Some records
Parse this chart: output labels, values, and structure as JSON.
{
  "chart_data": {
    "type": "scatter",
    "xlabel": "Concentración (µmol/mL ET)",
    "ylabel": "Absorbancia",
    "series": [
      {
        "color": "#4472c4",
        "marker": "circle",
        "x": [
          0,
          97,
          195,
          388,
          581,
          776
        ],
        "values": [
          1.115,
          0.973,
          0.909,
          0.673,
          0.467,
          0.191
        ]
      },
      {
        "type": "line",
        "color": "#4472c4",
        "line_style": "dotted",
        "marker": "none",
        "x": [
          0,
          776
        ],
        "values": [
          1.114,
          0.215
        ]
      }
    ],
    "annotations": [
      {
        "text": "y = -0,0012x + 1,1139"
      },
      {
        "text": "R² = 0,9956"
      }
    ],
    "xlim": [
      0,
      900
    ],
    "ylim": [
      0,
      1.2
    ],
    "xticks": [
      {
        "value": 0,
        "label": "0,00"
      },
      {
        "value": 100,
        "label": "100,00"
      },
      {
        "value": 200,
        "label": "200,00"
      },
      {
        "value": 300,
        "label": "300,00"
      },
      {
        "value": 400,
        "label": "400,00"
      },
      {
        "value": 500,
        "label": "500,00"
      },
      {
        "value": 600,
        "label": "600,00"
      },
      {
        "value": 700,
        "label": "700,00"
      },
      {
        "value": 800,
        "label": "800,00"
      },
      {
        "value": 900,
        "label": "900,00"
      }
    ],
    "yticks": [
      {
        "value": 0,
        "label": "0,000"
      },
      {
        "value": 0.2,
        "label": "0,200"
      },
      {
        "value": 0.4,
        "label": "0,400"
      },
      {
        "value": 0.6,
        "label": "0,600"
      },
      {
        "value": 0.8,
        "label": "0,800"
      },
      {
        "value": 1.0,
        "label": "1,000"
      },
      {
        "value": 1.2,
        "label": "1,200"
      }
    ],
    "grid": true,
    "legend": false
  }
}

| PROMPT |
Repeat the entries exactly, all of them.

| WRITTEN ANSWER |
Parse this chart: output labels, values, and structure as JSON.
{
  "chart_data": {
    "type": "scatter",
    "xlabel": "Concentración (µmol/mL ET)",
    "ylabel": "Absorbancia",
    "series": [
      {
        "color": "#4472c4",
        "marker": "circle",
        "x": [
          0,
          97,
          195,
          388,
          581,
          776
        ],
        "values": [
          1.115,
          0.973,
          0.909,
          0.673,
          0.467,
          0.191
        ]
      },
      {
        "type": "line",
        "color": "#4472c4",
        "line_style": "dotted",
        "marker": "none",
        "x": [
          0,
          776
        ],
        "values": [
          1.114,
          0.215
        ]
      }
    ],
    "annotations": [
      {
        "text": "y = -0,0012x + 1,1139"
      },
      {
        "text": "R² = 0,9956"
      }
    ],
    "xlim": [
      0,
      900
    ],
    "ylim": [
      0,
      1.2
    ],
    "xticks": [
      {
        "value": 0,
        "label": "0,00"
      },
      {
        "value": 100,
        "label": "100,00"
      },
      {
        "value": 200,
        "label": "200,00"
      },
      {
        "value": 300,
        "label": "300,00"
      },
      {
        "value": 400,
        "label": "400,00"
      },
      {
        "value": 500,
        "label": "500,00"
      },
      {
        "value": 600,
        "label": "600,00"
      },
      {
        "value": 700,
        "label": "700,00"
      },
      {
        "value": 800,
        "label": "800,00"
      },
      {
        "value": 900,
        "label": "900,00"
      }
    ],
    "yticks": [
      {
        "value": 0,
        "label": "0,000"
      },
      {
        "value": 0.2,
        "label": "0,200"
      },
      {
        "value": 0.4,
        "label": "0,400"
      },
      {
        "value": 0.6,
        "label": "0,600"
      },
      {
        "value": 0.8,
        "label": "0,800"
      },
      {
        "value": 1.0,
        "label": "1,000"
      },
      {
        "value": 1.2,
        "label": "1,200"
      }
    ],
    "grid": true,
    "legend": false
  }
}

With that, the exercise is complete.